— Start —

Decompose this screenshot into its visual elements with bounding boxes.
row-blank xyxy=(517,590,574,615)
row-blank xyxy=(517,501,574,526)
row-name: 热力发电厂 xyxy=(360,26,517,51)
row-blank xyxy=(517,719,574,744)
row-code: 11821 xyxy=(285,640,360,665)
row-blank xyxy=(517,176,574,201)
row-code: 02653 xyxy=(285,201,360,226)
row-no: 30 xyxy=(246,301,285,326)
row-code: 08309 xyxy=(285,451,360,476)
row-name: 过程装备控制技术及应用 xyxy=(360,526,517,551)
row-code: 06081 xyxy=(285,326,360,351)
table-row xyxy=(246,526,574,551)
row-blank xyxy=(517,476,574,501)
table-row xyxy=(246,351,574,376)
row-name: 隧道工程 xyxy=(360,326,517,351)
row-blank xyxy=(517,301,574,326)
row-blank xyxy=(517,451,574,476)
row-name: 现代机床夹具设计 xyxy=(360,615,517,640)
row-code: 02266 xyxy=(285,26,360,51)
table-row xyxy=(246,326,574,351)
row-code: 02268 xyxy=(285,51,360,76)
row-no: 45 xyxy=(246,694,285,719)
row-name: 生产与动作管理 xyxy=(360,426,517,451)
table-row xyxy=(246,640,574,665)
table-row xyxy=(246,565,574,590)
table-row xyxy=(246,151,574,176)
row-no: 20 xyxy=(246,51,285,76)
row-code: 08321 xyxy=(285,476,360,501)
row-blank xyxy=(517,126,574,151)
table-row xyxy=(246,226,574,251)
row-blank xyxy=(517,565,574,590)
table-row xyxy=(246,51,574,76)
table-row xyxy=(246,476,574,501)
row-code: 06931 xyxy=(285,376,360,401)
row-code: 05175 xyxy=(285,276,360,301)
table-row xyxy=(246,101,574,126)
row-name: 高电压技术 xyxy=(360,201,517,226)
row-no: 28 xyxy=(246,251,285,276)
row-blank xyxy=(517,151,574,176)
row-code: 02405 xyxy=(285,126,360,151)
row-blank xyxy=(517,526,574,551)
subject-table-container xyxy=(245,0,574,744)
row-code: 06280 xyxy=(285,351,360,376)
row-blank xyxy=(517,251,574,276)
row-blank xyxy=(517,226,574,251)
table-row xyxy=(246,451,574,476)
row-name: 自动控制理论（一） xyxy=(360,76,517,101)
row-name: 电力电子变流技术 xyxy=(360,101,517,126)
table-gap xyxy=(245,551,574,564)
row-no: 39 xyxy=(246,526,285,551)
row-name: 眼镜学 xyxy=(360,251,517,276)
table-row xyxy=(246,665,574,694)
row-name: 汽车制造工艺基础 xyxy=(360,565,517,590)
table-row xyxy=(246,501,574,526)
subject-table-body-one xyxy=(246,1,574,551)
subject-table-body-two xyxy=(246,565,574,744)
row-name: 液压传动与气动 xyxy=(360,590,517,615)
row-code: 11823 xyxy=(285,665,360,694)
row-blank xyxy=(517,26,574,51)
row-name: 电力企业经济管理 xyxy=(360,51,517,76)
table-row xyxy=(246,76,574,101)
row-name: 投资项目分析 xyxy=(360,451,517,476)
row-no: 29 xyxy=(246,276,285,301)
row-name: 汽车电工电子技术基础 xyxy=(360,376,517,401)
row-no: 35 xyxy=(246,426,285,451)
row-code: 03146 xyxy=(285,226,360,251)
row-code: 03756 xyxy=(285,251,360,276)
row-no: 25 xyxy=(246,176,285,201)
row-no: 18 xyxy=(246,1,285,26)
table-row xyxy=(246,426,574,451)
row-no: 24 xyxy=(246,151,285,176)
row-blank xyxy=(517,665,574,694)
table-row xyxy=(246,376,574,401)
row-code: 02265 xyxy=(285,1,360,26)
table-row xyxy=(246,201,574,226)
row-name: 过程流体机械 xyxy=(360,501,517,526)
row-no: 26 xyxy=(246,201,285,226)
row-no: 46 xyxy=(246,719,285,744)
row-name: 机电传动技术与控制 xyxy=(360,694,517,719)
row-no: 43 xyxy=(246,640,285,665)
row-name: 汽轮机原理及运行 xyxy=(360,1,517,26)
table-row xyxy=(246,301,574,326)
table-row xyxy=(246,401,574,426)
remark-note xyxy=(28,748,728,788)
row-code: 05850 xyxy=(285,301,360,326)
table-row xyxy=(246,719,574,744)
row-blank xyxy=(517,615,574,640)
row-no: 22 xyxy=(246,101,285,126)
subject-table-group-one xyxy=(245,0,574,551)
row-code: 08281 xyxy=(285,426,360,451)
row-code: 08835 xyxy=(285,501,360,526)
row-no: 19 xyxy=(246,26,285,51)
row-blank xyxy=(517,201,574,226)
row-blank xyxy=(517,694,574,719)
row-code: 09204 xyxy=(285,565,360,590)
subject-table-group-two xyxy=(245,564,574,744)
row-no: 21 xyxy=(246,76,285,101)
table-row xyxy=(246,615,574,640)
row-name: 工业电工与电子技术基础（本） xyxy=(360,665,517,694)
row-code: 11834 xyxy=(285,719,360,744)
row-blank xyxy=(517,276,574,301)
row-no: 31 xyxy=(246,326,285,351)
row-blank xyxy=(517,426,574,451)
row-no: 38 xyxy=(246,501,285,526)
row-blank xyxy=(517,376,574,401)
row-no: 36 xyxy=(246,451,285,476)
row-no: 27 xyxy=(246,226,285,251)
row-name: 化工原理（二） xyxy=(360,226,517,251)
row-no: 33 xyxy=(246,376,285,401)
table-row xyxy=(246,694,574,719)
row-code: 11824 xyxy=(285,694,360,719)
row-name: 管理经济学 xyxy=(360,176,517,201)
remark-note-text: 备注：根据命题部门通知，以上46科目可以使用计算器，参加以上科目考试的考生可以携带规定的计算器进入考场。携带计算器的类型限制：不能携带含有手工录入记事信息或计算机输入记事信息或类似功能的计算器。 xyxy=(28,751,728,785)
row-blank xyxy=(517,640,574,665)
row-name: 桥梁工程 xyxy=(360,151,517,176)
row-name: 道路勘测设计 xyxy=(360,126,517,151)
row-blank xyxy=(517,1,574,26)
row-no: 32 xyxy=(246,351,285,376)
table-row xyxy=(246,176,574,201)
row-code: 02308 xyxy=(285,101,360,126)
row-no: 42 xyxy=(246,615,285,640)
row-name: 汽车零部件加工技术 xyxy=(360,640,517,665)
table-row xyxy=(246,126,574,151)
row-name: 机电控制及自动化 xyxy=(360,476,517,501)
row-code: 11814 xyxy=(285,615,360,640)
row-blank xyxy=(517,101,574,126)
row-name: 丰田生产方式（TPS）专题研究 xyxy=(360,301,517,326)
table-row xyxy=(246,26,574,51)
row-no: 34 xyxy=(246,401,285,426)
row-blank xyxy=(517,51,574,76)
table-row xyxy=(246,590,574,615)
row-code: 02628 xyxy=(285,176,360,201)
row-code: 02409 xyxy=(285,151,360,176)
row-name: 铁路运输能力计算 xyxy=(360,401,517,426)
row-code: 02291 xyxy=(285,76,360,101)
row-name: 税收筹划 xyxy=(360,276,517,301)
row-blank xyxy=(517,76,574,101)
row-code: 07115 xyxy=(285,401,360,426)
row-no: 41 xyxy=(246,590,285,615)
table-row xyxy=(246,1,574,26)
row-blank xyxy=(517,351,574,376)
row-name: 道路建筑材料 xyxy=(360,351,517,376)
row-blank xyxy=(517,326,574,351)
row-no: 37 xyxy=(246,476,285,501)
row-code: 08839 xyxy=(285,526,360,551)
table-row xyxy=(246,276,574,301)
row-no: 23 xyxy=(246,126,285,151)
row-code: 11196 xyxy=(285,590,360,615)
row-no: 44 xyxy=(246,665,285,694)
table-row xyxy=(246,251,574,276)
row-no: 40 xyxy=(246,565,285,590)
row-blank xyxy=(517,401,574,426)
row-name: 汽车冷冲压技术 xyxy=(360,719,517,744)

— End —

▶ _Exercise details_
Return every line of the items above without any change, from the first line through the line that contains "row-code: 08309 xyxy=(285,451,360,476)", with both included.

▶ _Result_
Decompose this screenshot into its visual elements with bounding boxes.
row-blank xyxy=(517,590,574,615)
row-blank xyxy=(517,501,574,526)
row-name: 热力发电厂 xyxy=(360,26,517,51)
row-blank xyxy=(517,719,574,744)
row-code: 11821 xyxy=(285,640,360,665)
row-blank xyxy=(517,176,574,201)
row-code: 02653 xyxy=(285,201,360,226)
row-no: 30 xyxy=(246,301,285,326)
row-code: 08309 xyxy=(285,451,360,476)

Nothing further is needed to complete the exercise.